## [Excerpted text]
>> Start
The fellow was speaking at the Compact Citizens’ Engagement forum in Accra last Wednesday. The three-day event is being jointly organised by the National Commission for Civic Education (NCCE) and ACET to engage citizens on political and economic transformational issues in the country.

Views of participants who include experts from India and Kenya will be solicited on concerns that had impeded the country’s development over the years.


Comparing the work of the National Development Planning Commission (NDPC) in Ghana and its India counterpart, Prof. Adjaye said in India, the Chairman of the NDPC sat in Cabinet, contrary to what pertained in Ghana where the commission only served as an advisory body under the Presidency, depriving it of independence status.

“So, the NDPC can come up with all the wonderful plans but it is just advisory and a government can take its advice or not. “We want the position to be changed so that any immediate long-term plan is backed by law, and governments have to abide by it. This is the change that has helped Malaysia, Singapore and South Korea,” he said.
>> End
## [Stated task 1]
Please print everything in the Accra forum excerpt from "The fellow was" down to "of independence status.".
## [Stated task 2]
According to the Accra forum excerpt, which two bodies are jointly organizing the three-day event?
## [Stated task 3]
Write the next part of the Accra forum excerpt, picking up after its final sentence.
The data after this point is separate from the Accra forum excerpt.

## [Supplied records]
>> Start
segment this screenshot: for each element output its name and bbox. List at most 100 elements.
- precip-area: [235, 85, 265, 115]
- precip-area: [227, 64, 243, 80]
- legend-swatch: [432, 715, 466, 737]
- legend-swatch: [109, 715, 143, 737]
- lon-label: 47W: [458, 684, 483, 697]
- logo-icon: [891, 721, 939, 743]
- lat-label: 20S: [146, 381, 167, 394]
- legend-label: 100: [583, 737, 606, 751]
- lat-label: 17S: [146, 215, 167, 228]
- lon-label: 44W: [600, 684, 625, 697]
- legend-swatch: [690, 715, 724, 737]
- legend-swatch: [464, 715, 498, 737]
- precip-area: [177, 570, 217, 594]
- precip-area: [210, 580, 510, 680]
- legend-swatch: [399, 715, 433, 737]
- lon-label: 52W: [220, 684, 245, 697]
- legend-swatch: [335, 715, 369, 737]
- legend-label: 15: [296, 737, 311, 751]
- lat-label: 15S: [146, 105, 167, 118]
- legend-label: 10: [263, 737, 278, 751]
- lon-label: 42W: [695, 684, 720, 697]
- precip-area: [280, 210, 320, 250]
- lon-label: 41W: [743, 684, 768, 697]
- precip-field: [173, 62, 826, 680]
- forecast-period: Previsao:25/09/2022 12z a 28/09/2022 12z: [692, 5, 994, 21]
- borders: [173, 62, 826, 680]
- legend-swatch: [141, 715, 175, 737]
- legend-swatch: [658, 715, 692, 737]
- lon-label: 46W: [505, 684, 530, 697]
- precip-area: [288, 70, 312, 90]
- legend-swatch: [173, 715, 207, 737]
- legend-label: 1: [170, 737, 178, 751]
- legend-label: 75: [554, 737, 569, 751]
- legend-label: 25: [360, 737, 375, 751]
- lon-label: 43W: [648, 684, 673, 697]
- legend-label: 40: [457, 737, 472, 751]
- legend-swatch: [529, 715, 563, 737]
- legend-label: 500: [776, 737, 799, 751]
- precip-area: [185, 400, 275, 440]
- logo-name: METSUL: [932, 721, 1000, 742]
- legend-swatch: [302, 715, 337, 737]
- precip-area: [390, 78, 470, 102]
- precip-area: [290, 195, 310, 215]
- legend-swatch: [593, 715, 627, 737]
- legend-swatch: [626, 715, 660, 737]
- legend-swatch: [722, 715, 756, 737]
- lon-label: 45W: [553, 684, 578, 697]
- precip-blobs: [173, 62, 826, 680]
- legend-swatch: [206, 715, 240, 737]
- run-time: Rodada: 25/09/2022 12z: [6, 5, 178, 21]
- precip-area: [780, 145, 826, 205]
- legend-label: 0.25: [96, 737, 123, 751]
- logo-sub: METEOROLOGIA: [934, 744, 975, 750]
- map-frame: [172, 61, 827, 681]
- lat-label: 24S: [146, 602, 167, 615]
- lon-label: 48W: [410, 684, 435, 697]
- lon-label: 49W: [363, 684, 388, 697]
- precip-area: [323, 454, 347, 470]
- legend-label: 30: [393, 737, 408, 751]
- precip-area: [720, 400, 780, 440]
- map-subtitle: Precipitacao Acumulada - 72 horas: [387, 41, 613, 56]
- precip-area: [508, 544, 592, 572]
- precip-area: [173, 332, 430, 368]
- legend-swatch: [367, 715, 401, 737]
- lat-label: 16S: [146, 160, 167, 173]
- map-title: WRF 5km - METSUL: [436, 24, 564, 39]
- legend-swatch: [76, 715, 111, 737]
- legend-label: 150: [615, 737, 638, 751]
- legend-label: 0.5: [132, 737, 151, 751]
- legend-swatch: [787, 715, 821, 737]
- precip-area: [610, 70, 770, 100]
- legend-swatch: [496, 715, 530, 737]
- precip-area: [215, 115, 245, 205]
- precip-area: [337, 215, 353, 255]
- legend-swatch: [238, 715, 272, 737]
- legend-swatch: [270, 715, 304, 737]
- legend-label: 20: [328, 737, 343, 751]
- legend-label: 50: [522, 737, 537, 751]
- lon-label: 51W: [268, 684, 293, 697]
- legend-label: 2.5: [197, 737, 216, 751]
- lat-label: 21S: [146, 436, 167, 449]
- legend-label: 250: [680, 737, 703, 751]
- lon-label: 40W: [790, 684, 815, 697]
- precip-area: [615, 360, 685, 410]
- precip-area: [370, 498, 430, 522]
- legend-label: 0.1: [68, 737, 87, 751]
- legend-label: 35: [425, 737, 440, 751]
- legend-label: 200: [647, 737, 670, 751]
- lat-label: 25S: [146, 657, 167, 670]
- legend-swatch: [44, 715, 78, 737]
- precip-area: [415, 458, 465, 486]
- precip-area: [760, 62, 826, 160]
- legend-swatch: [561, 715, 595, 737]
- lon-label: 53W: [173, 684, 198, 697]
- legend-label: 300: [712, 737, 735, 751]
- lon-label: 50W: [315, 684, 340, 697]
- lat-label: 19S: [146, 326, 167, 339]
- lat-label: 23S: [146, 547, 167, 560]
>> End
## [Right answer 1]
The fellow was speaking at the Compact Citizens’ Engagement forum in Accra last Wednesday. The three-day event is being jointly organised by the National Commission for Civic Education (NCCE) and ACET to engage citizens on political and economic transformational issues in the country.

Views of participants who include experts from India and Kenya will be solicited on concerns that had impeded the country’s development over the years.


Comparing the work of the National Development Planning Commission (NDPC) in Ghana and its India counterpart, Prof. Adjaye said in India, the Chairman of the NDPC sat in Cabinet, contrary to what pertained in Ghana where the commission only served as an advisory body under the Presidency, depriving it of independence status.

## [Right answer 2]
The National Commission for Civic Education (NCCE) and ACET.

## [Right answer 3]
Prof. Adjaye further said that those countries had 25-year-long and medium-term plans that every successive government had to implement, adding “this is what has helped them to reach where they are today”.

“But in Ghana, we do not have any mechanism like that; we have it on paper but it is not effective because it is not legally binding,” he said. 

Broad consultations

The Commission Secretary of the NCCE, Lucille Hewlett Annan, said her outfit was collaborating with ACET on the citizens’ engagement campaign. She said so far, the engagement had been held in Techiman, the Volta, Eastern, Northern, Ashanti and Western regions.

“We are going round listening to the people about the challenges facing their businesses and daily lives and for them to proffer solutions as to how they want those issues to be dealt with,” Mrs Annan said.